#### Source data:
****
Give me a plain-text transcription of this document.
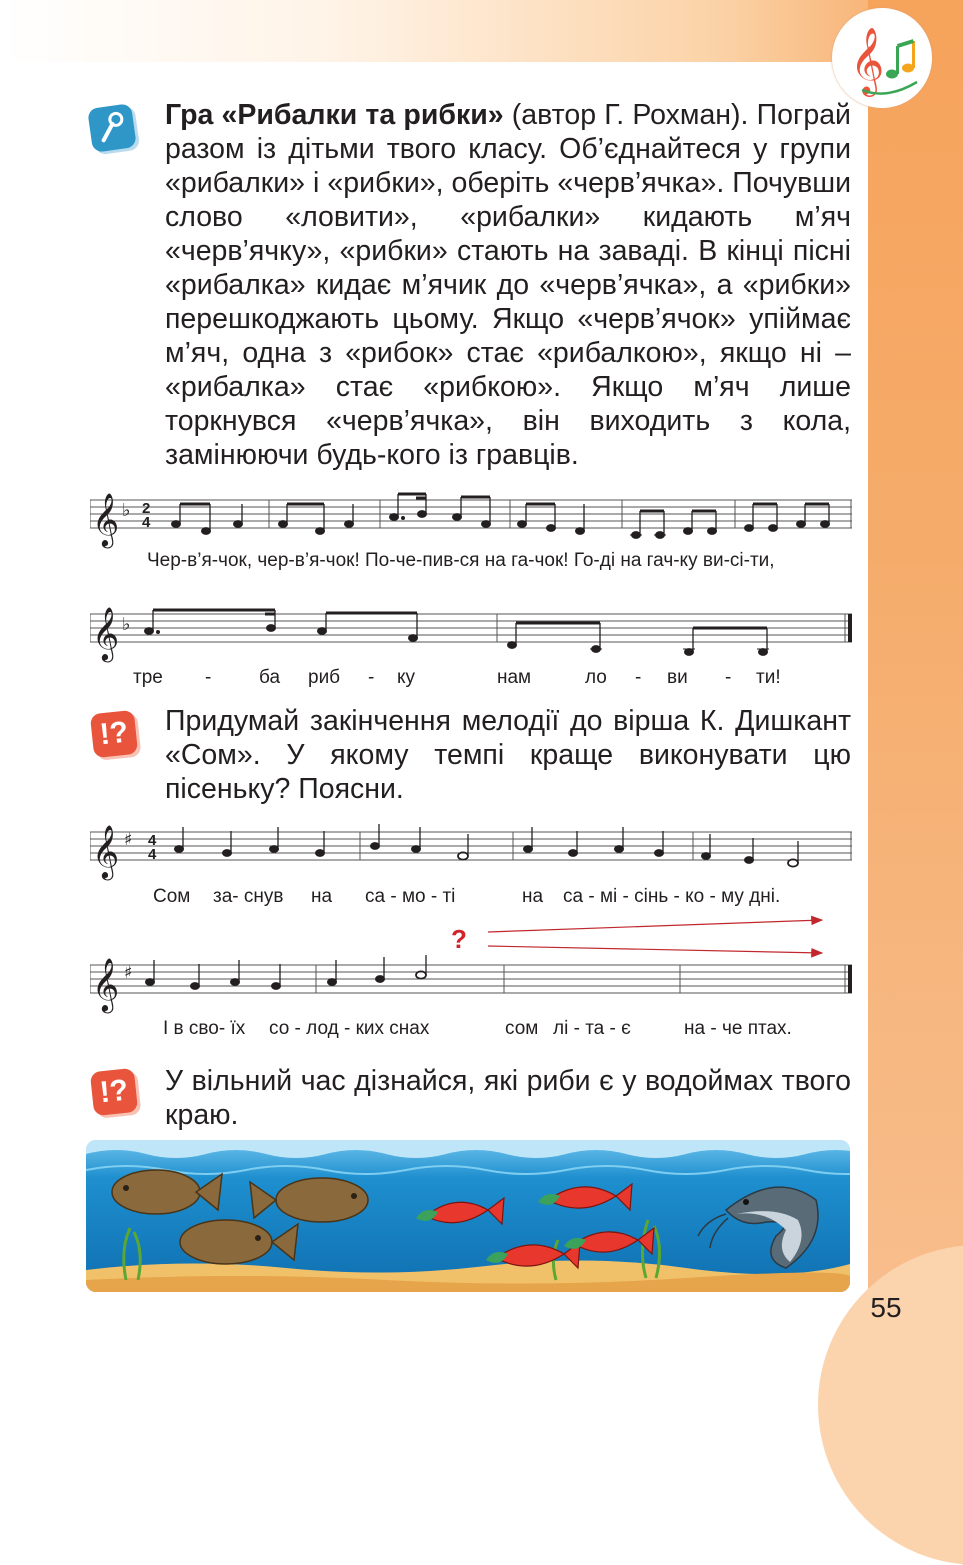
𝄞
55
Гра «Рибалки та рибки» (автор Г. Рохман). Пограй разом із дітьми твого класу. Об’єднайтеся у групи «рибалки» і «рибки», оберіть «черв’ячка». Почувши слово «ловити», «рибалки» кидають м’яч «черв’ячку», «рибки» стають на заваді. В кінці пісні «рибалка» кидає м’ячик до «черв’ячка», а «рибки» перешкоджають цьому. Якщо «черв’ячок» упіймає м’яч, одна з «рибок» стає «рибалкою», якщо ні – «рибалка» стає «рибкою». Якщо м’яч лише торкнувся «черв’ячка», він виходить з кола, замінюючи будь-кого із гравців.
𝄞 ♭ 2
4
Чер-в’я-чок, чер-в’я-чок! По-че-пив-ся на га-чок! Го-ді на гач-ку ви-сі-ти,
𝄞 ♭
тре -	ба риб - ку	нам	ло - ви - ти!
!? Придумай закінчення мелодії до вірша К. Дишкант «Сом». У якому темпі краще виконувати цю пісеньку? Поясни.
𝄞 ♯ 4
4
Сом за- снув на са - мо - ті	на са - мі - сінь - ко - му дні.
?
𝄞 ♯
І в сво- їх со - лод - ких снах	сом лі - та - є	на - че птах.
!? У вільний час дізнайся, які риби є у водоймах твого краю.
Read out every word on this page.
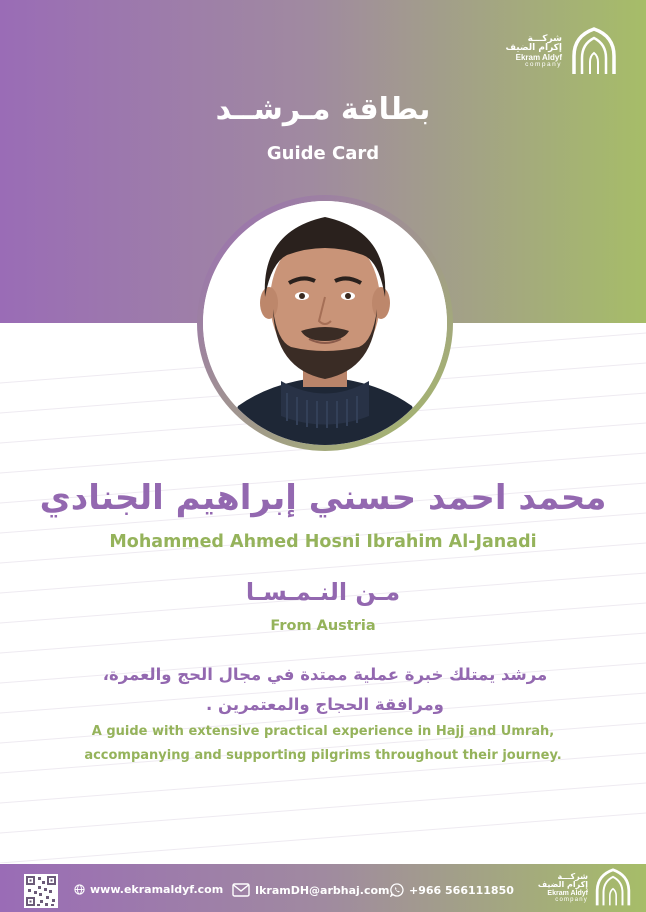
شركـــة
إكرام الضيف
Ekram Aldyf
company
بطاقة مـرشــد
Guide Card
محمد احمد حسني إبراهيم الجنادي
Mohammed Ahmed Hosni Ibrahim Al-Janadi
مـن النـمـسـا
From Austria
مرشد يمتلك خبرة عملية ممتدة في مجال الحج والعمرة، ومرافقة الحجاج والمعتمرين .
A guide with extensive practical experience in Hajj and Umrah, accompanying and supporting pilgrims throughout their journey.
www.ekramaldyf.com	IkramDH@arbhaj.com +966 566111850
شركـــة
إكرام الضيف
Ekram Aldyf
company
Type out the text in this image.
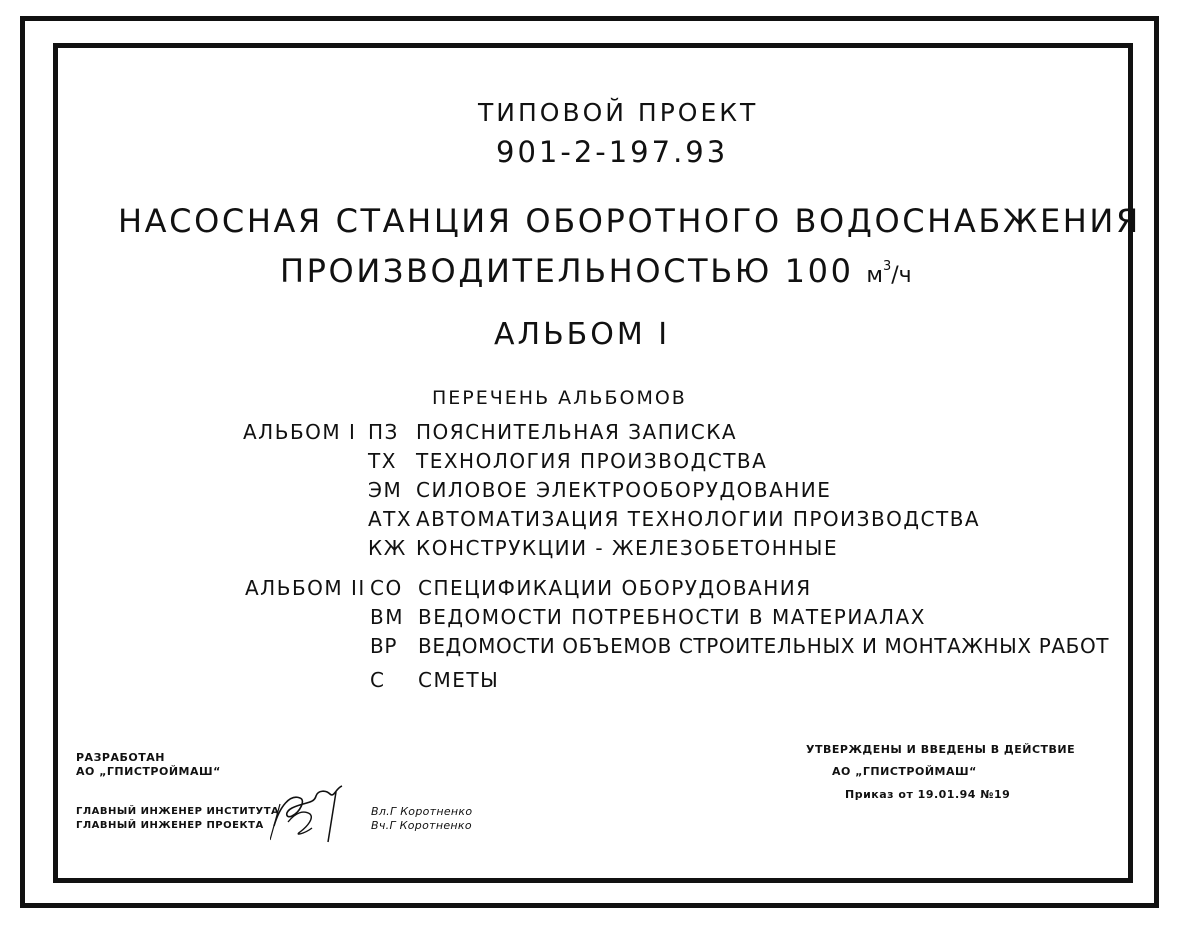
ТИПОВОЙ ПРОЕКТ
901-2-197.93
НАСОСНАЯ СТАНЦИЯ ОБОРОТНОГО ВОДОСНАБЖЕНИЯ
ПРОИЗВОДИТЕЛЬНОСТЬЮ 100 $м^3/ч$
АЛЬБОМ I
ПЕРЕЧЕНЬ АЛЬБОМОВ
АЛЬБОМ I ПЗ ПОЯСНИТЕЛЬНАЯ ЗАПИСКА
ТХ ТЕХНОЛОГИЯ ПРОИЗВОДСТВА
ЭМ СИЛОВОЕ ЭЛЕКТРООБОРУДОВАНИЕ
АТХ АВТОМАТИЗАЦИЯ ТЕХНОЛОГИИ ПРОИЗВОДСТВА
КЖ КОНСТРУКЦИИ - ЖЕЛЕЗОБЕТОННЫЕ
АЛЬБОМ II СО СПЕЦИФИКАЦИИ ОБОРУДОВАНИЯ
ВМ ВЕДОМОСТИ ПОТРЕБНОСТИ В МАТЕРИАЛАХ
ВР ВЕДОМОСТИ ОБЪЕМОВ СТРОИТЕЛЬНЫХ И МОНТАЖНЫХ РАБОТ
С СМЕТЫ
РАЗРАБОТАН
АО „ГПИСТРОЙМАШ“
ГЛАВНЫЙ ИНЖЕНЕР ИНСТИТУТА
ГЛАВНЫЙ ИНЖЕНЕР ПРОЕКТА
Вл.Г Коротненко
Вч.Г Коротненко
УТВЕРЖДЕНЫ И ВВЕДЕНЫ В ДЕЙСТВИЕ
АО „ГПИСТРОЙМАШ“
Приказ от 19.01.94 №19
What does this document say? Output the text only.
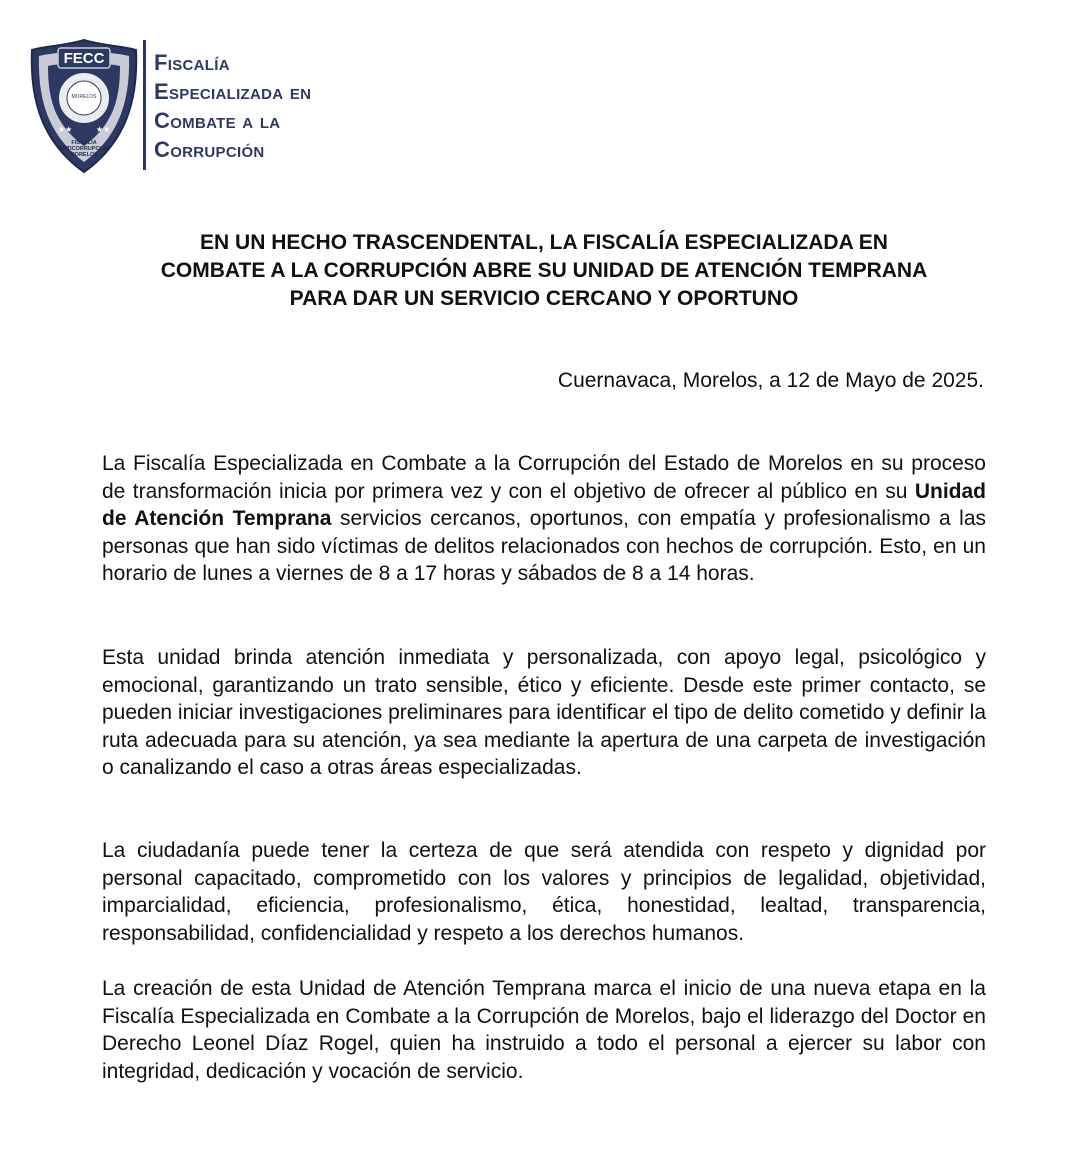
★★	★★
FECC
MORELOS
FISCALÍA
ANTICORRUPCIÓN
MORELOS
Fiscalía
Especializada en
Combate a la
Corrupción
EN UN HECHO TRASCENDENTAL, LA FISCALÍA ESPECIALIZADA EN
COMBATE A LA CORRUPCIÓN ABRE SU UNIDAD DE ATENCIÓN TEMPRANA
PARA DAR UN SERVICIO CERCANO Y OPORTUNO
Cuernavaca, Morelos, a 12 de Mayo de 2025.

La Fiscalía Especializada en Combate a la Corrupción del Estado de Morelos en su proceso de transformación inicia por primera vez y con el objetivo de ofrecer al público en su Unidad de Atención Temprana servicios cercanos, oportunos, con empatía y profesionalismo a las personas que han sido víctimas de delitos relacionados con hechos de corrupción. Esto, en un horario de lunes a viernes de 8 a 17 horas y sábados de 8 a 14 horas.

Esta unidad brinda atención inmediata y personalizada, con apoyo legal, psicológico y emocional, garantizando un trato sensible, ético y eficiente. Desde este primer contacto, se pueden iniciar investigaciones preliminares para identificar el tipo de delito cometido y definir la ruta adecuada para su atención, ya sea mediante la apertura de una carpeta de investigación o canalizando el caso a otras áreas especializadas.

La ciudadanía puede tener la certeza de que será atendida con respeto y dignidad por personal capacitado, comprometido con los valores y principios de legalidad, objetividad, imparcialidad, eficiencia, profesionalismo, ética, honestidad, lealtad, transparencia, responsabilidad, confidencialidad y respeto a los derechos humanos.

La creación de esta Unidad de Atención Temprana marca el inicio de una nueva etapa en la Fiscalía Especializada en Combate a la Corrupción de Morelos, bajo el liderazgo del Doctor en Derecho Leonel Díaz Rogel, quien ha instruido a todo el personal a ejercer su labor con integridad, dedicación y vocación de servicio.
****
#### Prompt:
Omit every picture, and otherwise quote the entries exactly.

#### Exercise solution:
Give me a plain-text transcription of this document.
𝄞
55
Гра «Рибалки та рибки» (автор Г. Рохман). Пограй разом із дітьми твого класу. Об’єднайтеся у групи «рибалки» і «рибки», оберіть «черв’ячка». Почувши слово «ловити», «рибалки» кидають м’яч «черв’ячку», «рибки» стають на заваді. В кінці пісні «рибалка» кидає м’ячик до «черв’ячка», а «рибки» перешкоджають цьому. Якщо «черв’ячок» упіймає м’яч, одна з «рибок» стає «рибалкою», якщо ні – «рибалка» стає «рибкою». Якщо м’яч лише торкнувся «черв’ячка», він виходить з кола, замінюючи будь-кого із гравців.
𝄞 ♭ 2
4
Чер-в’я-чок, чер-в’я-чок! По-че-пив-ся на га-чок! Го-ді на гач-ку ви-сі-ти,
𝄞 ♭
тре -	ба риб - ку	нам	ло - ви - ти!
!? Придумай закінчення мелодії до вірша К. Дишкант «Сом». У якому темпі краще виконувати цю пісеньку? Поясни.
𝄞 ♯ 4
4
Сом за- снув на са - мо - ті	на са - мі - сінь - ко - му дні.
?
𝄞 ♯
І в сво- їх со - лод - ких снах	сом лі - та - є	на - че птах.
!? У вільний час дізнайся, які риби є у водоймах твого краю.
Read out every word on this page.
شركـــة
إكرام الضيف
Ekram Aldyf
company
بطاقة مـرشــد
Guide Card
محمد احمد حسني إبراهيم الجنادي
Mohammed Ahmed Hosni Ibrahim Al-Janadi
مـن النـمـسـا
From Austria
مرشد يمتلك خبرة عملية ممتدة في مجال الحج والعمرة، ومرافقة الحجاج والمعتمرين .
A guide with extensive practical experience in Hajj and Umrah, accompanying and supporting pilgrims throughout their journey.
www.ekramaldyf.com	IkramDH@arbhaj.com +966 566111850
شركـــة
إكرام الضيف
Ekram Aldyf
company
Type out the text in this image.
ТИПОВОЙ ПРОЕКТ
901-2-197.93
НАСОСНАЯ СТАНЦИЯ ОБОРОТНОГО ВОДОСНАБЖЕНИЯ
ПРОИЗВОДИТЕЛЬНОСТЬЮ 100 $м^3/ч$
АЛЬБОМ I
ПЕРЕЧЕНЬ АЛЬБОМОВ
АЛЬБОМ I ПЗ ПОЯСНИТЕЛЬНАЯ ЗАПИСКА
ТХ ТЕХНОЛОГИЯ ПРОИЗВОДСТВА
ЭМ СИЛОВОЕ ЭЛЕКТРООБОРУДОВАНИЕ
АТХ АВТОМАТИЗАЦИЯ ТЕХНОЛОГИИ ПРОИЗВОДСТВА
КЖ КОНСТРУКЦИИ - ЖЕЛЕЗОБЕТОННЫЕ
АЛЬБОМ II СО СПЕЦИФИКАЦИИ ОБОРУДОВАНИЯ
ВМ ВЕДОМОСТИ ПОТРЕБНОСТИ В МАТЕРИАЛАХ
ВР ВЕДОМОСТИ ОБЪЕМОВ СТРОИТЕЛЬНЫХ И МОНТАЖНЫХ РАБОТ
С СМЕТЫ
РАЗРАБОТАН
АО „ГПИСТРОЙМАШ“
ГЛАВНЫЙ ИНЖЕНЕР ИНСТИТУТА
ГЛАВНЫЙ ИНЖЕНЕР ПРОЕКТА
Вл.Г Коротненко
Вч.Г Коротненко
УТВЕРЖДЕНЫ И ВВЕДЕНЫ В ДЕЙСТВИЕ
АО „ГПИСТРОЙМАШ“
Приказ от 19.01.94 №19
What does this document say? Output the text only.
★★	★★
FECC
MORELOS
FISCALÍA
ANTICORRUPCIÓN
MORELOS
Fiscalía
Especializada en
Combate a la
Corrupción
EN UN HECHO TRASCENDENTAL, LA FISCALÍA ESPECIALIZADA EN
COMBATE A LA CORRUPCIÓN ABRE SU UNIDAD DE ATENCIÓN TEMPRANA
PARA DAR UN SERVICIO CERCANO Y OPORTUNO
Cuernavaca, Morelos, a 12 de Mayo de 2025.

La Fiscalía Especializada en Combate a la Corrupción del Estado de Morelos en su proceso de transformación inicia por primera vez y con el objetivo de ofrecer al público en su Unidad de Atención Temprana servicios cercanos, oportunos, con empatía y profesionalismo a las personas que han sido víctimas de delitos relacionados con hechos de corrupción. Esto, en un horario de lunes a viernes de 8 a 17 horas y sábados de 8 a 14 horas.

Esta unidad brinda atención inmediata y personalizada, con apoyo legal, psicológico y emocional, garantizando un trato sensible, ético y eficiente. Desde este primer contacto, se pueden iniciar investigaciones preliminares para identificar el tipo de delito cometido y definir la ruta adecuada para su atención, ya sea mediante la apertura de una carpeta de investigación o canalizando el caso a otras áreas especializadas.

La ciudadanía puede tener la certeza de que será atendida con respeto y dignidad por personal capacitado, comprometido con los valores y principios de legalidad, objetividad, imparcialidad, eficiencia, profesionalismo, ética, honestidad, lealtad, transparencia, responsabilidad, confidencialidad y respeto a los derechos humanos.

La creación de esta Unidad de Atención Temprana marca el inicio de una nueva etapa en la Fiscalía Especializada en Combate a la Corrupción de Morelos, bajo el liderazgo del Doctor en Derecho Leonel Díaz Rogel, quien ha instruido a todo el personal a ejercer su labor con integridad, dedicación y vocación de servicio.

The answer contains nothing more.